# INSTRUCTION
Copy nothing but the text: repeat each entry exactly and drop the images.

::::::::

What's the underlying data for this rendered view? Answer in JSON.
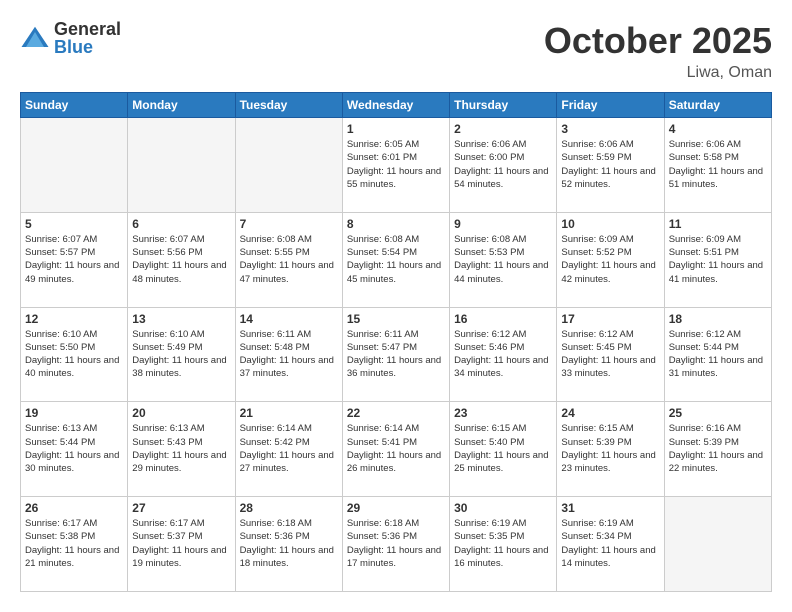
{
  "header": {
    "logo_general": "General",
    "logo_blue": "Blue",
    "month_title": "October 2025",
    "location": "Liwa, Oman"
  },
  "weekdays": [
    "Sunday",
    "Monday",
    "Tuesday",
    "Wednesday",
    "Thursday",
    "Friday",
    "Saturday"
  ],
  "weeks": [
    [
      {
        "day": "",
        "info": "",
        "empty": true
      },
      {
        "day": "",
        "info": "",
        "empty": true
      },
      {
        "day": "",
        "info": "",
        "empty": true
      },
      {
        "day": "1",
        "info": "Sunrise: 6:05 AM\nSunset: 6:01 PM\nDaylight: 11 hours and 55 minutes."
      },
      {
        "day": "2",
        "info": "Sunrise: 6:06 AM\nSunset: 6:00 PM\nDaylight: 11 hours and 54 minutes."
      },
      {
        "day": "3",
        "info": "Sunrise: 6:06 AM\nSunset: 5:59 PM\nDaylight: 11 hours and 52 minutes."
      },
      {
        "day": "4",
        "info": "Sunrise: 6:06 AM\nSunset: 5:58 PM\nDaylight: 11 hours and 51 minutes."
      }
    ],
    [
      {
        "day": "5",
        "info": "Sunrise: 6:07 AM\nSunset: 5:57 PM\nDaylight: 11 hours and 49 minutes."
      },
      {
        "day": "6",
        "info": "Sunrise: 6:07 AM\nSunset: 5:56 PM\nDaylight: 11 hours and 48 minutes."
      },
      {
        "day": "7",
        "info": "Sunrise: 6:08 AM\nSunset: 5:55 PM\nDaylight: 11 hours and 47 minutes."
      },
      {
        "day": "8",
        "info": "Sunrise: 6:08 AM\nSunset: 5:54 PM\nDaylight: 11 hours and 45 minutes."
      },
      {
        "day": "9",
        "info": "Sunrise: 6:08 AM\nSunset: 5:53 PM\nDaylight: 11 hours and 44 minutes."
      },
      {
        "day": "10",
        "info": "Sunrise: 6:09 AM\nSunset: 5:52 PM\nDaylight: 11 hours and 42 minutes."
      },
      {
        "day": "11",
        "info": "Sunrise: 6:09 AM\nSunset: 5:51 PM\nDaylight: 11 hours and 41 minutes."
      }
    ],
    [
      {
        "day": "12",
        "info": "Sunrise: 6:10 AM\nSunset: 5:50 PM\nDaylight: 11 hours and 40 minutes."
      },
      {
        "day": "13",
        "info": "Sunrise: 6:10 AM\nSunset: 5:49 PM\nDaylight: 11 hours and 38 minutes."
      },
      {
        "day": "14",
        "info": "Sunrise: 6:11 AM\nSunset: 5:48 PM\nDaylight: 11 hours and 37 minutes."
      },
      {
        "day": "15",
        "info": "Sunrise: 6:11 AM\nSunset: 5:47 PM\nDaylight: 11 hours and 36 minutes."
      },
      {
        "day": "16",
        "info": "Sunrise: 6:12 AM\nSunset: 5:46 PM\nDaylight: 11 hours and 34 minutes."
      },
      {
        "day": "17",
        "info": "Sunrise: 6:12 AM\nSunset: 5:45 PM\nDaylight: 11 hours and 33 minutes."
      },
      {
        "day": "18",
        "info": "Sunrise: 6:12 AM\nSunset: 5:44 PM\nDaylight: 11 hours and 31 minutes."
      }
    ],
    [
      {
        "day": "19",
        "info": "Sunrise: 6:13 AM\nSunset: 5:44 PM\nDaylight: 11 hours and 30 minutes."
      },
      {
        "day": "20",
        "info": "Sunrise: 6:13 AM\nSunset: 5:43 PM\nDaylight: 11 hours and 29 minutes."
      },
      {
        "day": "21",
        "info": "Sunrise: 6:14 AM\nSunset: 5:42 PM\nDaylight: 11 hours and 27 minutes."
      },
      {
        "day": "22",
        "info": "Sunrise: 6:14 AM\nSunset: 5:41 PM\nDaylight: 11 hours and 26 minutes."
      },
      {
        "day": "23",
        "info": "Sunrise: 6:15 AM\nSunset: 5:40 PM\nDaylight: 11 hours and 25 minutes."
      },
      {
        "day": "24",
        "info": "Sunrise: 6:15 AM\nSunset: 5:39 PM\nDaylight: 11 hours and 23 minutes."
      },
      {
        "day": "25",
        "info": "Sunrise: 6:16 AM\nSunset: 5:39 PM\nDaylight: 11 hours and 22 minutes."
      }
    ],
    [
      {
        "day": "26",
        "info": "Sunrise: 6:17 AM\nSunset: 5:38 PM\nDaylight: 11 hours and 21 minutes."
      },
      {
        "day": "27",
        "info": "Sunrise: 6:17 AM\nSunset: 5:37 PM\nDaylight: 11 hours and 19 minutes."
      },
      {
        "day": "28",
        "info": "Sunrise: 6:18 AM\nSunset: 5:36 PM\nDaylight: 11 hours and 18 minutes."
      },
      {
        "day": "29",
        "info": "Sunrise: 6:18 AM\nSunset: 5:36 PM\nDaylight: 11 hours and 17 minutes."
      },
      {
        "day": "30",
        "info": "Sunrise: 6:19 AM\nSunset: 5:35 PM\nDaylight: 11 hours and 16 minutes."
      },
      {
        "day": "31",
        "info": "Sunrise: 6:19 AM\nSunset: 5:34 PM\nDaylight: 11 hours and 14 minutes."
      },
      {
        "day": "",
        "info": "",
        "empty": true
      }
    ]
  ]
}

::::::::

# THE RESULT
What's the underlying data for this rendered view? Answer in JSON.
{
  "header": {
    "logo_general": "General",
    "logo_blue": "Blue",
    "month_title": "October 2025",
    "location": "Liwa, Oman"
  },
  "weekdays": [
    "Sunday",
    "Monday",
    "Tuesday",
    "Wednesday",
    "Thursday",
    "Friday",
    "Saturday"
  ],
  "weeks": [
    [
      {
        "day": "",
        "info": "",
        "empty": true
      },
      {
        "day": "",
        "info": "",
        "empty": true
      },
      {
        "day": "",
        "info": "",
        "empty": true
      },
      {
        "day": "1",
        "info": "Sunrise: 6:05 AM\nSunset: 6:01 PM\nDaylight: 11 hours and 55 minutes."
      },
      {
        "day": "2",
        "info": "Sunrise: 6:06 AM\nSunset: 6:00 PM\nDaylight: 11 hours and 54 minutes."
      },
      {
        "day": "3",
        "info": "Sunrise: 6:06 AM\nSunset: 5:59 PM\nDaylight: 11 hours and 52 minutes."
      },
      {
        "day": "4",
        "info": "Sunrise: 6:06 AM\nSunset: 5:58 PM\nDaylight: 11 hours and 51 minutes."
      }
    ],
    [
      {
        "day": "5",
        "info": "Sunrise: 6:07 AM\nSunset: 5:57 PM\nDaylight: 11 hours and 49 minutes."
      },
      {
        "day": "6",
        "info": "Sunrise: 6:07 AM\nSunset: 5:56 PM\nDaylight: 11 hours and 48 minutes."
      },
      {
        "day": "7",
        "info": "Sunrise: 6:08 AM\nSunset: 5:55 PM\nDaylight: 11 hours and 47 minutes."
      },
      {
        "day": "8",
        "info": "Sunrise: 6:08 AM\nSunset: 5:54 PM\nDaylight: 11 hours and 45 minutes."
      },
      {
        "day": "9",
        "info": "Sunrise: 6:08 AM\nSunset: 5:53 PM\nDaylight: 11 hours and 44 minutes."
      },
      {
        "day": "10",
        "info": "Sunrise: 6:09 AM\nSunset: 5:52 PM\nDaylight: 11 hours and 42 minutes."
      },
      {
        "day": "11",
        "info": "Sunrise: 6:09 AM\nSunset: 5:51 PM\nDaylight: 11 hours and 41 minutes."
      }
    ],
    [
      {
        "day": "12",
        "info": "Sunrise: 6:10 AM\nSunset: 5:50 PM\nDaylight: 11 hours and 40 minutes."
      },
      {
        "day": "13",
        "info": "Sunrise: 6:10 AM\nSunset: 5:49 PM\nDaylight: 11 hours and 38 minutes."
      },
      {
        "day": "14",
        "info": "Sunrise: 6:11 AM\nSunset: 5:48 PM\nDaylight: 11 hours and 37 minutes."
      },
      {
        "day": "15",
        "info": "Sunrise: 6:11 AM\nSunset: 5:47 PM\nDaylight: 11 hours and 36 minutes."
      },
      {
        "day": "16",
        "info": "Sunrise: 6:12 AM\nSunset: 5:46 PM\nDaylight: 11 hours and 34 minutes."
      },
      {
        "day": "17",
        "info": "Sunrise: 6:12 AM\nSunset: 5:45 PM\nDaylight: 11 hours and 33 minutes."
      },
      {
        "day": "18",
        "info": "Sunrise: 6:12 AM\nSunset: 5:44 PM\nDaylight: 11 hours and 31 minutes."
      }
    ],
    [
      {
        "day": "19",
        "info": "Sunrise: 6:13 AM\nSunset: 5:44 PM\nDaylight: 11 hours and 30 minutes."
      },
      {
        "day": "20",
        "info": "Sunrise: 6:13 AM\nSunset: 5:43 PM\nDaylight: 11 hours and 29 minutes."
      },
      {
        "day": "21",
        "info": "Sunrise: 6:14 AM\nSunset: 5:42 PM\nDaylight: 11 hours and 27 minutes."
      },
      {
        "day": "22",
        "info": "Sunrise: 6:14 AM\nSunset: 5:41 PM\nDaylight: 11 hours and 26 minutes."
      },
      {
        "day": "23",
        "info": "Sunrise: 6:15 AM\nSunset: 5:40 PM\nDaylight: 11 hours and 25 minutes."
      },
      {
        "day": "24",
        "info": "Sunrise: 6:15 AM\nSunset: 5:39 PM\nDaylight: 11 hours and 23 minutes."
      },
      {
        "day": "25",
        "info": "Sunrise: 6:16 AM\nSunset: 5:39 PM\nDaylight: 11 hours and 22 minutes."
      }
    ],
    [
      {
        "day": "26",
        "info": "Sunrise: 6:17 AM\nSunset: 5:38 PM\nDaylight: 11 hours and 21 minutes."
      },
      {
        "day": "27",
        "info": "Sunrise: 6:17 AM\nSunset: 5:37 PM\nDaylight: 11 hours and 19 minutes."
      },
      {
        "day": "28",
        "info": "Sunrise: 6:18 AM\nSunset: 5:36 PM\nDaylight: 11 hours and 18 minutes."
      },
      {
        "day": "29",
        "info": "Sunrise: 6:18 AM\nSunset: 5:36 PM\nDaylight: 11 hours and 17 minutes."
      },
      {
        "day": "30",
        "info": "Sunrise: 6:19 AM\nSunset: 5:35 PM\nDaylight: 11 hours and 16 minutes."
      },
      {
        "day": "31",
        "info": "Sunrise: 6:19 AM\nSunset: 5:34 PM\nDaylight: 11 hours and 14 minutes."
      },
      {
        "day": "",
        "info": "",
        "empty": true
      }
    ]
  ]
}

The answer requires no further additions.